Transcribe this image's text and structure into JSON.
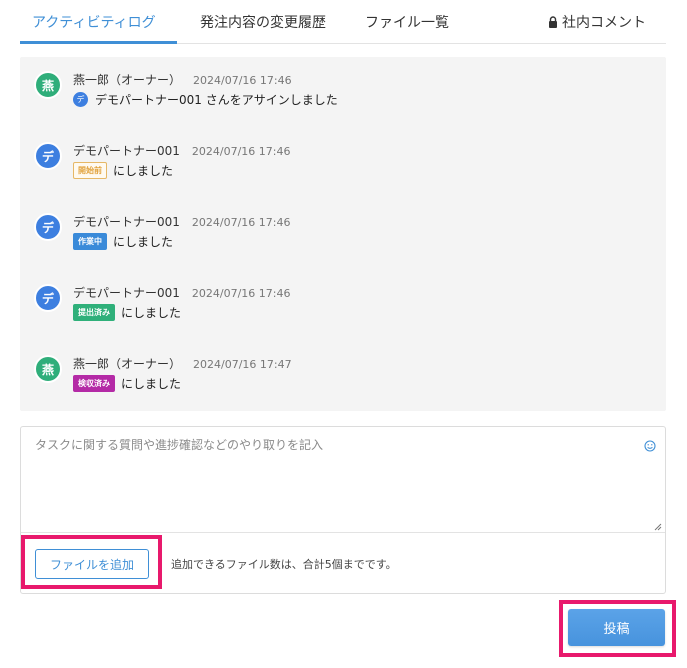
{
  "tabs": [
    {
      "label": "アクティビティログ",
      "active": true
    },
    {
      "label": "発注内容の変更履歴",
      "active": false
    },
    {
      "label": "ファイル一覧",
      "active": false
    },
    {
      "label": "社内コメント",
      "active": false,
      "icon": "lock-icon"
    }
  ],
  "log": [
    {
      "avatar_char": "燕",
      "avatar_color": "#2fae7a",
      "name": "燕一郎（オーナー）",
      "timestamp": "2024/07/16 17:46",
      "mini_avatar": "デ",
      "message": "デモパートナー001 さんをアサインしました"
    },
    {
      "avatar_char": "デ",
      "avatar_color": "#3d7fe0",
      "name": "デモパートナー001",
      "timestamp": "2024/07/16 17:46",
      "badge": "開始前",
      "message": "にしました"
    },
    {
      "avatar_char": "デ",
      "avatar_color": "#3d7fe0",
      "name": "デモパートナー001",
      "timestamp": "2024/07/16 17:46",
      "badge": "作業中",
      "message": "にしました"
    },
    {
      "avatar_char": "デ",
      "avatar_color": "#3d7fe0",
      "name": "デモパートナー001",
      "timestamp": "2024/07/16 17:46",
      "badge": "提出済み",
      "message": "にしました"
    },
    {
      "avatar_char": "燕",
      "avatar_color": "#2fae7a",
      "name": "燕一郎（オーナー）",
      "timestamp": "2024/07/16 17:47",
      "badge": "検収済み",
      "message": "にしました"
    }
  ],
  "comment": {
    "placeholder": "タスクに関する質問や進捗確認などのやり取りを記入",
    "add_file_label": "ファイルを追加",
    "file_note": "追加できるファイル数は、合計5個までです。"
  },
  "post_label": "投稿",
  "colors": {
    "accent": "#3f8fd6",
    "highlight": "#e8196c"
  }
}
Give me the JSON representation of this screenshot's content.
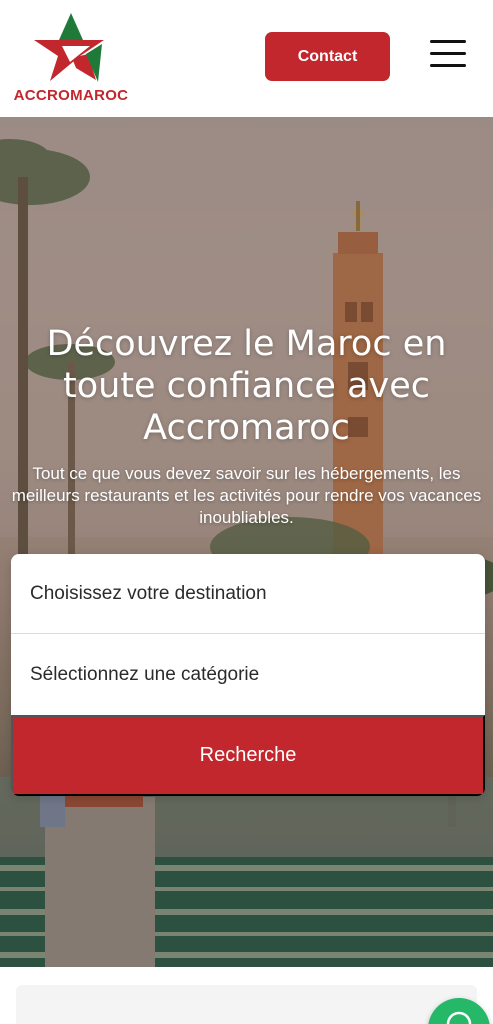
{
  "header": {
    "logo_text": "ACCROMAROC",
    "contact_label": "Contact"
  },
  "hero": {
    "title": "Découvrez le Maroc en toute confiance avec Accromaroc",
    "subtitle": "Tout ce que vous devez savoir sur les hébergements, les meilleurs restaurants et les activités pour rendre vos vacances inoubliables."
  },
  "search": {
    "destination_placeholder": "Choisissez votre destination",
    "category_placeholder": "Sélectionnez une catégorie",
    "button_label": "Recherche"
  },
  "colors": {
    "brand_red": "#c1272d",
    "brand_green": "#1f7a3a",
    "chat_green": "#25b868"
  },
  "icons": {
    "menu": "hamburger-menu-icon",
    "chat": "whatsapp-chat-icon"
  }
}
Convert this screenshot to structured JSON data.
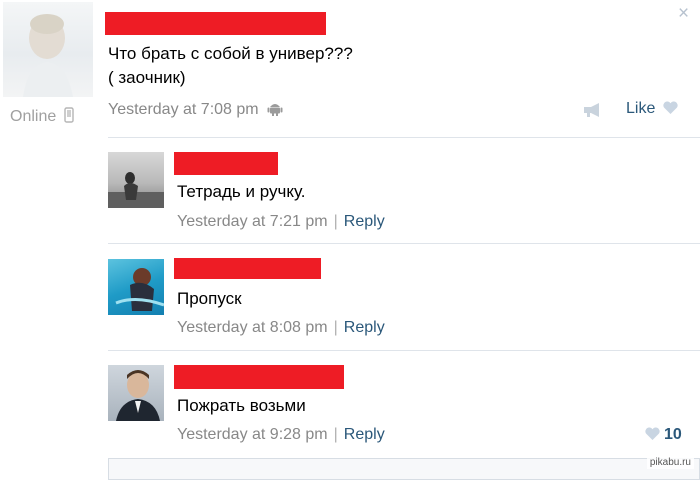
{
  "post": {
    "text_line1": "Что брать с собой в универ???",
    "text_line2": "( заочник)",
    "timestamp": "Yesterday at 7:08 pm",
    "like_label": "Like",
    "close_glyph": "×",
    "author_status": "Online",
    "platform_icon": "android-icon"
  },
  "comments": [
    {
      "text": "Тетрадь и ручку.",
      "timestamp": "Yesterday at 7:21 pm",
      "separator": "|",
      "reply_label": "Reply"
    },
    {
      "text": "Пропуск",
      "timestamp": "Yesterday at 8:08 pm",
      "separator": "|",
      "reply_label": "Reply"
    },
    {
      "text": "Пожрать возьми",
      "timestamp": "Yesterday at 9:28 pm",
      "separator": "|",
      "reply_label": "Reply",
      "like_count": "10"
    }
  ],
  "watermark": "pikabu.ru",
  "colors": {
    "redaction": "#ee1c25",
    "link": "#2b587a",
    "meta": "#888888",
    "divider": "#dfe4ea"
  }
}
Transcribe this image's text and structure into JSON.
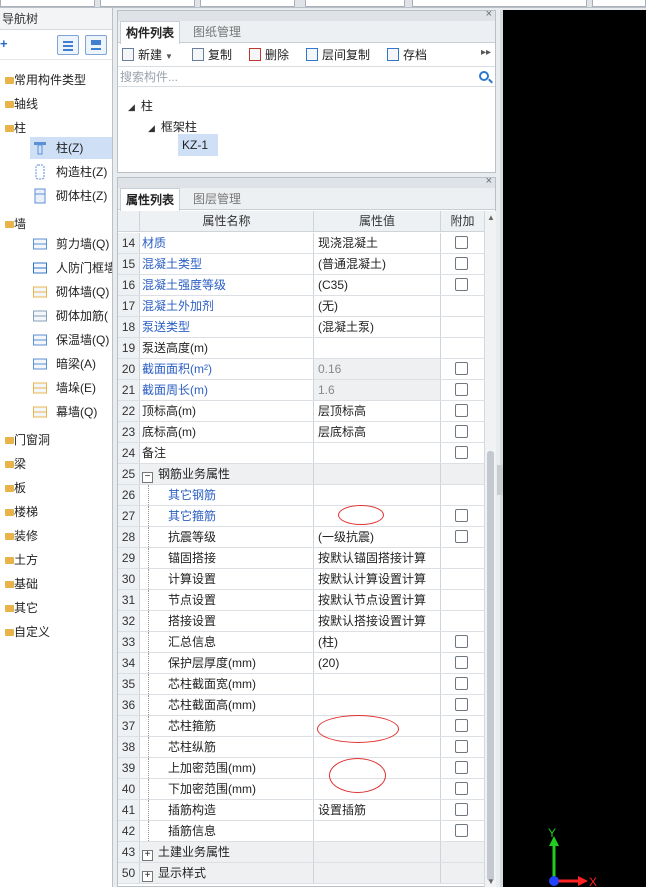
{
  "nav": {
    "title": "导航树",
    "add_symbol": "+",
    "groups": [
      {
        "label": "常用构件类型"
      },
      {
        "label": "轴线"
      },
      {
        "label": "柱"
      },
      {
        "label": "墙"
      },
      {
        "label": "门窗洞"
      },
      {
        "label": "梁"
      },
      {
        "label": "板"
      },
      {
        "label": "楼梯"
      },
      {
        "label": "装修"
      },
      {
        "label": "土方"
      },
      {
        "label": "基础"
      },
      {
        "label": "其它"
      },
      {
        "label": "自定义"
      }
    ],
    "column_children": [
      "柱(Z)",
      "构造柱(Z)",
      "砌体柱(Z)"
    ],
    "wall_children": [
      "剪力墙(Q)",
      "人防门框墙",
      "砌体墙(Q)",
      "砌体加筋(",
      "保温墙(Q)",
      "暗梁(A)",
      "墙垛(E)",
      "幕墙(Q)"
    ]
  },
  "component_panel": {
    "tabs": [
      "构件列表",
      "图纸管理"
    ],
    "toolbar": {
      "new": "新建",
      "copy": "复制",
      "delete": "删除",
      "floor_copy": "层间复制",
      "archive": "存档"
    },
    "search_placeholder": "搜索构件...",
    "tree": {
      "root": "柱",
      "child": "框架柱",
      "selected": "KZ-1"
    }
  },
  "property_panel": {
    "tabs": [
      "属性列表",
      "图层管理"
    ],
    "headers": {
      "name": "属性名称",
      "value": "属性值",
      "add": "附加"
    },
    "rows": [
      {
        "num": "14",
        "name": "材质",
        "value": "现浇混凝土",
        "blue": true,
        "check": true
      },
      {
        "num": "15",
        "name": "混凝土类型",
        "value": "(普通混凝土)",
        "blue": true,
        "check": true
      },
      {
        "num": "16",
        "name": "混凝土强度等级",
        "value": "(C35)",
        "blue": true,
        "check": true
      },
      {
        "num": "17",
        "name": "混凝土外加剂",
        "value": "(无)",
        "blue": true,
        "check": false
      },
      {
        "num": "18",
        "name": "泵送类型",
        "value": "(混凝土泵)",
        "blue": true,
        "check": false
      },
      {
        "num": "19",
        "name": "泵送高度(m)",
        "value": "",
        "blue": false,
        "check": false
      },
      {
        "num": "20",
        "name": "截面面积(m²)",
        "value": "0.16",
        "blue": true,
        "check": true,
        "gray": true
      },
      {
        "num": "21",
        "name": "截面周长(m)",
        "value": "1.6",
        "blue": true,
        "check": true,
        "gray": true
      },
      {
        "num": "22",
        "name": "顶标高(m)",
        "value": "层顶标高",
        "blue": false,
        "check": true
      },
      {
        "num": "23",
        "name": "底标高(m)",
        "value": "层底标高",
        "blue": false,
        "check": true
      },
      {
        "num": "24",
        "name": "备注",
        "value": "",
        "blue": false,
        "check": true
      },
      {
        "num": "25",
        "name": "钢筋业务属性",
        "value": "",
        "group": "−",
        "shade": true
      },
      {
        "num": "26",
        "name": "其它钢筋",
        "value": "",
        "blue": true,
        "indent": true
      },
      {
        "num": "27",
        "name": "其它箍筋",
        "value": "",
        "blue": true,
        "indent": true,
        "check": true
      },
      {
        "num": "28",
        "name": "抗震等级",
        "value": "(一级抗震)",
        "indent": true,
        "check": true
      },
      {
        "num": "29",
        "name": "锚固搭接",
        "value": "按默认锚固搭接计算",
        "indent": true
      },
      {
        "num": "30",
        "name": "计算设置",
        "value": "按默认计算设置计算",
        "indent": true
      },
      {
        "num": "31",
        "name": "节点设置",
        "value": "按默认节点设置计算",
        "indent": true
      },
      {
        "num": "32",
        "name": "搭接设置",
        "value": "按默认搭接设置计算",
        "indent": true
      },
      {
        "num": "33",
        "name": "汇总信息",
        "value": "(柱)",
        "indent": true,
        "check": true
      },
      {
        "num": "34",
        "name": "保护层厚度(mm)",
        "value": "(20)",
        "indent": true,
        "check": true
      },
      {
        "num": "35",
        "name": "芯柱截面宽(mm)",
        "value": "",
        "indent": true,
        "check": true
      },
      {
        "num": "36",
        "name": "芯柱截面高(mm)",
        "value": "",
        "indent": true,
        "check": true
      },
      {
        "num": "37",
        "name": "芯柱箍筋",
        "value": "",
        "indent": true,
        "check": true
      },
      {
        "num": "38",
        "name": "芯柱纵筋",
        "value": "",
        "indent": true,
        "check": true
      },
      {
        "num": "39",
        "name": "上加密范围(mm)",
        "value": "",
        "indent": true,
        "check": true
      },
      {
        "num": "40",
        "name": "下加密范围(mm)",
        "value": "",
        "indent": true,
        "check": true
      },
      {
        "num": "41",
        "name": "插筋构造",
        "value": "设置插筋",
        "indent": true,
        "check": true
      },
      {
        "num": "42",
        "name": "插筋信息",
        "value": "",
        "indent": true,
        "check": true
      },
      {
        "num": "43",
        "name": "土建业务属性",
        "value": "",
        "group": "+",
        "shade": true
      },
      {
        "num": "50",
        "name": "显示样式",
        "value": "",
        "group": "+",
        "shade": true
      }
    ]
  },
  "viewport": {
    "axis_y": "Y",
    "axis_x": "X",
    "colors": {
      "y": "#22cc22",
      "x": "#ff2222",
      "origin": "#2244ff"
    }
  }
}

********

## REQUIRED WORK
Looking at the records above, work out how many lines include the string "Yesterday". Give the number and nothing else.

## SOLVED EXERCISE
4